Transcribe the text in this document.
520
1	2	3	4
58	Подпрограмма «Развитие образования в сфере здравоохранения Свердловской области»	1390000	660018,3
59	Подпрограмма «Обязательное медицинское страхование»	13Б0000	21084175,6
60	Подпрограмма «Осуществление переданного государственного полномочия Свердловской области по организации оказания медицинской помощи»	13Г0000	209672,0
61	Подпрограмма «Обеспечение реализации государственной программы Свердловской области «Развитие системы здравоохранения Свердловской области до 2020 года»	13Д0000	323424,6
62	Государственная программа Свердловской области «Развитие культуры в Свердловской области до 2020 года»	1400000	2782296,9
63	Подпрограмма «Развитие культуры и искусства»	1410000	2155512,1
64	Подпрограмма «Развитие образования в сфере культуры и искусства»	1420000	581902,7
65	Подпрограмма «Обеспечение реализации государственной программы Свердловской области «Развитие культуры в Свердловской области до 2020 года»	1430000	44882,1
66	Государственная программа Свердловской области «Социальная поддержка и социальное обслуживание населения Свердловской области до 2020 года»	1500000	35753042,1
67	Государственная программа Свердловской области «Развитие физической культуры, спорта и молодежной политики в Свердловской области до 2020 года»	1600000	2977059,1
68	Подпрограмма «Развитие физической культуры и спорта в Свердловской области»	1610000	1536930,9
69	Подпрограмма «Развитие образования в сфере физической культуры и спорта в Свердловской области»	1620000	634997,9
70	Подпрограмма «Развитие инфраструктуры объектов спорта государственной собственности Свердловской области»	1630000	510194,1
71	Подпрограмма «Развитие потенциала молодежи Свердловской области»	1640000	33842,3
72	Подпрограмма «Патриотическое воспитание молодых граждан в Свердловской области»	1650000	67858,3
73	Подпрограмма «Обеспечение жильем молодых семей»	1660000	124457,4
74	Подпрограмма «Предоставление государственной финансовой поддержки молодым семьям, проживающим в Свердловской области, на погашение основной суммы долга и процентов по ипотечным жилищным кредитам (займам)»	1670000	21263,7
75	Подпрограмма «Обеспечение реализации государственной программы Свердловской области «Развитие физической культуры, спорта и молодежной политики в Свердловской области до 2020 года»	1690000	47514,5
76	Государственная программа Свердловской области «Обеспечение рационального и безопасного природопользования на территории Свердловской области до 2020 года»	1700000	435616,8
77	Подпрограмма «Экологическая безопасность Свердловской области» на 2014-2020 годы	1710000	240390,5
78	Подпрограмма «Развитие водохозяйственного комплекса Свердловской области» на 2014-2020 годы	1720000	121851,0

Stated problem:
Print the material above once more, exactly.

Written answer:
Transcribe the text in this document.
520
1	2	3	4
58	Подпрограмма «Развитие образования в сфере здравоохранения Свердловской области»	1390000	660018,3
59	Подпрограмма «Обязательное медицинское страхование»	13Б0000	21084175,6
60	Подпрограмма «Осуществление переданного государственного полномочия Свердловской области по организации оказания медицинской помощи»	13Г0000	209672,0
61	Подпрограмма «Обеспечение реализации государственной программы Свердловской области «Развитие системы здравоохранения Свердловской области до 2020 года»	13Д0000	323424,6
62	Государственная программа Свердловской области «Развитие культуры в Свердловской области до 2020 года»	1400000	2782296,9
63	Подпрограмма «Развитие культуры и искусства»	1410000	2155512,1
64	Подпрограмма «Развитие образования в сфере культуры и искусства»	1420000	581902,7
65	Подпрограмма «Обеспечение реализации государственной программы Свердловской области «Развитие культуры в Свердловской области до 2020 года»	1430000	44882,1
66	Государственная программа Свердловской области «Социальная поддержка и социальное обслуживание населения Свердловской области до 2020 года»	1500000	35753042,1
67	Государственная программа Свердловской области «Развитие физической культуры, спорта и молодежной политики в Свердловской области до 2020 года»	1600000	2977059,1
68	Подпрограмма «Развитие физической культуры и спорта в Свердловской области»	1610000	1536930,9
69	Подпрограмма «Развитие образования в сфере физической культуры и спорта в Свердловской области»	1620000	634997,9
70	Подпрограмма «Развитие инфраструктуры объектов спорта государственной собственности Свердловской области»	1630000	510194,1
71	Подпрограмма «Развитие потенциала молодежи Свердловской области»	1640000	33842,3
72	Подпрограмма «Патриотическое воспитание молодых граждан в Свердловской области»	1650000	67858,3
73	Подпрограмма «Обеспечение жильем молодых семей»	1660000	124457,4
74	Подпрограмма «Предоставление государственной финансовой поддержки молодым семьям, проживающим в Свердловской области, на погашение основной суммы долга и процентов по ипотечным жилищным кредитам (займам)»	1670000	21263,7
75	Подпрограмма «Обеспечение реализации государственной программы Свердловской области «Развитие физической культуры, спорта и молодежной политики в Свердловской области до 2020 года»	1690000	47514,5
76	Государственная программа Свердловской области «Обеспечение рационального и безопасного природопользования на территории Свердловской области до 2020 года»	1700000	435616,8
77	Подпрограмма «Экологическая безопасность Свердловской области» на 2014-2020 годы	1710000	240390,5
78	Подпрограмма «Развитие водохозяйственного комплекса Свердловской области» на 2014-2020 годы	1720000	121851,0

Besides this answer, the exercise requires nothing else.